## TEXT SHOWN
▼▼▼

Posted by Bert Decker   |   October 28th, 2005   |   Leave a Comment   |  Tweet This

Speaker in the News

Put your politics aside, and look at the behavior of those in the political/public world. We can learn.

The prosecuting attorney Patrick Fitzgerald did a great job in well over an hour of announcing the Fitzgerald indictment of Scooter Libby. He did NOT use a teleprompter, but he talked without a non-word in detailing a lot of details! Very impressive.

I heard him first on a car radio, coming back from a speech myself, and found him compelling enough – voice only – to listen and be a few minutes late for a coffee. He changed my view – a monotone voice CAN work. He was direct, straightforward, compelling in comment and the specifics, including complex law – and he never raised his voice. But perfectly appropriate for what he was doing.

▲▲▲

## DATA LISTING

▼▼▼

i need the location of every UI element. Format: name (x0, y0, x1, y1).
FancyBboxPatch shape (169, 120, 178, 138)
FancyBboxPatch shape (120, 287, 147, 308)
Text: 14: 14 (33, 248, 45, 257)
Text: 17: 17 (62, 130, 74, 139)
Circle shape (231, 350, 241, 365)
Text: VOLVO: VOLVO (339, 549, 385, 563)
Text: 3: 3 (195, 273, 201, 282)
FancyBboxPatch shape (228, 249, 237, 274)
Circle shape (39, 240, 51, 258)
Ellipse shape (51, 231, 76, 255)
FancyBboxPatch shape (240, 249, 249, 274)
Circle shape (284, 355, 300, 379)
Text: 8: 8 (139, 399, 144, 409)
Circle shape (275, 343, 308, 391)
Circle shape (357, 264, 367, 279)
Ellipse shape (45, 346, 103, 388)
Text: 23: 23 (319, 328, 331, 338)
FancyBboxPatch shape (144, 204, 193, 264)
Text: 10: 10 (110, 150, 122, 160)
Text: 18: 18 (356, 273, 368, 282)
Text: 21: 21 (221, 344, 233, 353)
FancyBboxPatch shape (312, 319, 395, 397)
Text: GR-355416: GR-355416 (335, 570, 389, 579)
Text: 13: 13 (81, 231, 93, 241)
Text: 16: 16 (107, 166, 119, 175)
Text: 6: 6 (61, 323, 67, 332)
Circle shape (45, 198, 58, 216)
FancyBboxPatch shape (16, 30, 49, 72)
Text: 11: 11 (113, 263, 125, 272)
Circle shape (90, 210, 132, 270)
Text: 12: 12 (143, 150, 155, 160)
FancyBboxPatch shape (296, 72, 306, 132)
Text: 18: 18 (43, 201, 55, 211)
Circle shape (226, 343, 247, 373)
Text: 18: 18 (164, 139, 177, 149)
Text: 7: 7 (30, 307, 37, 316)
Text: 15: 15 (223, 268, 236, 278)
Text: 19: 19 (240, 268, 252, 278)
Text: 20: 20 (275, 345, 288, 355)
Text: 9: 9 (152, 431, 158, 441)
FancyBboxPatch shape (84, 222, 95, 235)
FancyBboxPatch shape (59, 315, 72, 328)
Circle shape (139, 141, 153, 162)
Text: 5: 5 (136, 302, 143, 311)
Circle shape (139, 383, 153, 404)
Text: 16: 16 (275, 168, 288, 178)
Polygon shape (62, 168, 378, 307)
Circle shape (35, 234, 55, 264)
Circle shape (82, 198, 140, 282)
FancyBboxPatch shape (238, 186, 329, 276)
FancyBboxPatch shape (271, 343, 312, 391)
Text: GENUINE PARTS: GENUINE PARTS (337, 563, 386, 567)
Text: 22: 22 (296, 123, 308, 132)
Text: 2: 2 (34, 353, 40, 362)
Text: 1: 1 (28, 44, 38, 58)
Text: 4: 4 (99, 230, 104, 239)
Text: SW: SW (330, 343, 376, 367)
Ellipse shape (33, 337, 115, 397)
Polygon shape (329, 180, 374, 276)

▲▲▲

## TASKS TO CARRY OUT
- 1) Please translate this sentence from the blog post on Patrick Fitzgerald into Spanish: "Put your politics aside, and look at the behavior of those in the political/public world."
- 2) In the blog post on Patrick Fitzgerald, where did the writer first hear him speak?

## WRITTEN RESPONSES
- 1) Deja de lado tus ideas políticas y observa el comportamiento de quienes están en el mundo político/público.

- 2) On a car radio, while coming back from giving a speech.